INDICACIONES Y REQUISITOS →
Prosigue el testimonio sobre la zona abandonada y el horror cotidiano a partir de su última oración, la del papagayo que habla consigo mismo.

FRAGMENTO DEL DOCUMENTO →
== == ==

Ya no voy a regresar a lo que es la zona, aunque antes me tiraba… Si veo de nuevo todo esto, si vuelvo a pensar en ello, me pondré enferma y me moriré. Morirán mis fantasías.

¿Se acuerda de la película sobre la guerra Ve y mira[58]? No pude terminarla de ver, me desmayé. En ella mataban una vaca. Aparecía una pupila que ocupaba toda la pantalla. Una pupila… Cómo mataban a la gente; yo ya no lo miré. ¡No! ¡El arte es amor, estoy absolutamente convencida de ello!

No quiero encender la televisión ni leer los periódicos de ahora. Matan y matan… En Chechenia, en Bosnia… En Afganistán… Pierdo la razón, se me echa a perder la vista. El horror… Se ha vuelto algo acostumbrado, hasta banal. Y nosotros hemos cambiado tanto que el horror que aparece en la pantalla hoy ha de ser más pavoroso que el de ayer. Si no, ya no da miedo. Nos hemos pasado de la raya.

Ayer iba en el trolebús. Esta es la escena: un chico no le cede el asiento a un viejo. Y el anciano le reconviene:

—Cuando seas mayor, tampoco a ti te cederán el asiento.

—Yo nunca seré viejo —replica el chaval.

—¿Por qué?

—Porque pronto moriremos todos.

No se habla de otra cosa que de la muerte. Los niños piensan en la muerte. Cuando es algo en lo que se piensa al final de la vida, no cuando esta comienza.

Veo el mundo en pequeñas escenas. La calle es para mí un teatro, mi casa es un teatro. Nunca me acuerdo de un hecho por entero. Sino que los capto en algunos detalles o gestos.

Todo se ha mezclado en mi memoria, todo se ha revuelto. No sé si lo he visto en el cine, en los periódicos… O lo habré oído, visto o vislumbrado en alguna parte.

Veo cómo por una calle abandonada de un pueblo se mueve una zorra que se ha vuelto loca. Se la ve calmada, buenecita. Como un niño. Se acerca cariñosa a los gatos asilvestrados, a las gallinas.

Silencio… ¡Hay allí un silencio! Nada que ver con el de aquí. Y de pronto dentro de este silencio se oye una extraña voz humana: «Gosha es bueno. Gosha es bueno». Sobre un viejo manzano se balancea una jaula oxidada con la portezuela abierta. Un papagayo domesticado habla consigo mismo.

== == ==

FILAS PROPORCIONADAS →

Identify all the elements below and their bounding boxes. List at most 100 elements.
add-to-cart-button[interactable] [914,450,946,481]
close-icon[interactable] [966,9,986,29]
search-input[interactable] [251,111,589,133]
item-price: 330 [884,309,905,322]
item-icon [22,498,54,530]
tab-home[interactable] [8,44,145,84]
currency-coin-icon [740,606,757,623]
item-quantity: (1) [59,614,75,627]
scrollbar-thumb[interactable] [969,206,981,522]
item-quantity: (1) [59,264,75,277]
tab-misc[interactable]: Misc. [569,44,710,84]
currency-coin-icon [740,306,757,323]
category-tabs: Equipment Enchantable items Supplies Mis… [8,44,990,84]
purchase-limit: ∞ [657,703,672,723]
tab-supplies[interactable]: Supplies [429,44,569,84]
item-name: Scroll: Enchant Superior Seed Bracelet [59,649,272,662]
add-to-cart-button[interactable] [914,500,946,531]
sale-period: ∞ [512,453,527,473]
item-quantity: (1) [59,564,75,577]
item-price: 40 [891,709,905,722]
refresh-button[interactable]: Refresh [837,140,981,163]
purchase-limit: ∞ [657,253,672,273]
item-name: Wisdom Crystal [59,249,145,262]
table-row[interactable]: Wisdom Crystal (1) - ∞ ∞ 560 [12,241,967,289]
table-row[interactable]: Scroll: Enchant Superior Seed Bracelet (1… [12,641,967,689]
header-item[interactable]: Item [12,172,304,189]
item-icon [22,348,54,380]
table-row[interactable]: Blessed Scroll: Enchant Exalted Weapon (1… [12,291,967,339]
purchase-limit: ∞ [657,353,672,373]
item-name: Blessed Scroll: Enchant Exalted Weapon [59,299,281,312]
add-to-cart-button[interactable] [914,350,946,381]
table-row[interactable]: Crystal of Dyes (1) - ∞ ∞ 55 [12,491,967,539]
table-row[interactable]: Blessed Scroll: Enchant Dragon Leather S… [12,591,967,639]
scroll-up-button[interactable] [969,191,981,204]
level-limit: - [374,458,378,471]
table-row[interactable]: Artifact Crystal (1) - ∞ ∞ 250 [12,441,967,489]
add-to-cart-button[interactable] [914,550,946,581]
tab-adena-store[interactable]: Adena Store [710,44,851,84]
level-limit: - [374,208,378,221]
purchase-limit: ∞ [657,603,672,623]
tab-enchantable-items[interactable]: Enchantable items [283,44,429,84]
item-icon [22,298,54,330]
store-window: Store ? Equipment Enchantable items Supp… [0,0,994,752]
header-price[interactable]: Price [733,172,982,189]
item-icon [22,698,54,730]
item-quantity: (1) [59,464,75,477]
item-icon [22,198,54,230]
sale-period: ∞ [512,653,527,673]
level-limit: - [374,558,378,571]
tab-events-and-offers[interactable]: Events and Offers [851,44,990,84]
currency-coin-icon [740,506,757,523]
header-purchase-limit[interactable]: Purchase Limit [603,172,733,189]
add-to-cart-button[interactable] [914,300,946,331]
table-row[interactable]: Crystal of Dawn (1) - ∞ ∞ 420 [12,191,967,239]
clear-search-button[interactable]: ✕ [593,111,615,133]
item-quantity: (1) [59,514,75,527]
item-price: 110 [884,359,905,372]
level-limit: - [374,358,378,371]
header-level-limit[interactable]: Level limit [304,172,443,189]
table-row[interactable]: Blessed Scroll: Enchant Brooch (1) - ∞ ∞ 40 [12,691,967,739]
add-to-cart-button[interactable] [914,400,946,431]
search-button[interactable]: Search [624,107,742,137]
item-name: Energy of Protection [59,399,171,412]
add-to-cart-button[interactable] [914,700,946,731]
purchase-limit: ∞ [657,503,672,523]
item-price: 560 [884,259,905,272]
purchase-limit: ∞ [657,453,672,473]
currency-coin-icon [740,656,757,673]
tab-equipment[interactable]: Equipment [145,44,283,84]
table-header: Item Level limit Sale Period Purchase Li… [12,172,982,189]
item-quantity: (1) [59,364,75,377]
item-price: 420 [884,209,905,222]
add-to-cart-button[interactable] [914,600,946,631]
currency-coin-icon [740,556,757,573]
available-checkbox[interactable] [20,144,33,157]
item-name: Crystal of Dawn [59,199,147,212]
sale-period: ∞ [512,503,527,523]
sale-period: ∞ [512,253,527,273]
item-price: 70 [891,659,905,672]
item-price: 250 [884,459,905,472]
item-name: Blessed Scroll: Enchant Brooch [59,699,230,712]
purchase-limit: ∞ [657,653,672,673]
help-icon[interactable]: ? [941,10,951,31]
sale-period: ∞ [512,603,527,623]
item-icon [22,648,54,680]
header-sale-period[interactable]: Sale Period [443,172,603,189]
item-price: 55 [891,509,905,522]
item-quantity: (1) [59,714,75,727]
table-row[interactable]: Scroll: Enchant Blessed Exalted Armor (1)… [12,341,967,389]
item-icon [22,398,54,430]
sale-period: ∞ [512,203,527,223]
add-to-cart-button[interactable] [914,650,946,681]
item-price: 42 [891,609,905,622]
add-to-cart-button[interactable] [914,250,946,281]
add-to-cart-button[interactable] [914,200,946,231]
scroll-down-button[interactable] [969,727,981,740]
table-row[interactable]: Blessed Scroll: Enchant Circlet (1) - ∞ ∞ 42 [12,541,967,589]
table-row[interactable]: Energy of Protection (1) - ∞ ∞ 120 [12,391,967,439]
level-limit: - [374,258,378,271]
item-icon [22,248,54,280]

== == ==

RESPUESTA ESCRITA →
Empieza la evacuación. Han sellado la escuela, la oficina del koljós, el sóviet local. Durante el día, los soldados sacan las cajas fuertes, los documentos. Y, por la noche, los lugareños desvalijan la escuela, se llevan todo lo que queda en ella. Los libros de la biblioteca, los espejos, las sillas, los lavabos, un globo enorme… Uno de los últimos en llegar… Llega por la mañana y ya no queda nada. Se lleva las probetas vacías del laboratorio de química.

Aunque todos saben que dentro de tres días a ellos también se los llevarán. Y todo esto se quedará aquí.

¿Para qué recojo todo esto, para qué lo guardo? Nunca montaré una obra sobre Chernóbil. Como no he puesto en escena ninguna obra sobre la guerra. Nunca en mis obras mostraré en escena a un hombre muerto. Ni siquiera un animal o un pájaro muertos.

En el bosque, me acerco a un pino y veo algo blanco. Me había parecido que eran setas, en cambio me he encontrado con unos gorriones caídos con el pecho hacia arriba. Allí, en la zona…

Yo no comprendo qué es la muerte. Ante ella me detengo, para no volverme loca. Para no irme al otro lado… Al otro lado de la vida. La guerra se debería mostrar de forma tan pavorosa que hiciera vomitar a la gente. Hasta ponerla enferma. Esto no es un espectáculo.

Durante los primeros días… Aún no se había mostrado ni una foto, y yo ya me imaginaba los tejados desmoronados, las paredes derruidas, el humo, los cristales rotos. No se sabe adónde se llevan a unos niños callados. Una cadena de coches. Los mayores lloran, pero los niños no. Aún no habían publicado ni una fotografía. Seguramente, si preguntásemos a la gente, veríamos que no disponemos de otra imagen del Apocalipsis: explosiones, incendios, cadáveres, pánico.

Esto es lo que recuerdo de mi infancia… [Calla]. Pero de esto, más tarde… Aparte…

Lo que ha pasado es algo desconocido. Es otro miedo. No se oye, no se ve, no huele, no tiene color; en cambio nosotros cambiamos física y psíquicamente. Se altera la fórmula de la sangre, varía el código genético, cambia el paisaje. Pensemos lo que pensemos, hagamos lo que hagamos… Por ejemplo, yo por la mañana me levanto, tomo un té. Voy a los ensayos. Con los estudiantes. Y este algo pende sobre mí. Como un signo. Y como un interrogante. No tengo con qué compararlo. Los recuerdos de mi infancia no se parecen en nada a esto.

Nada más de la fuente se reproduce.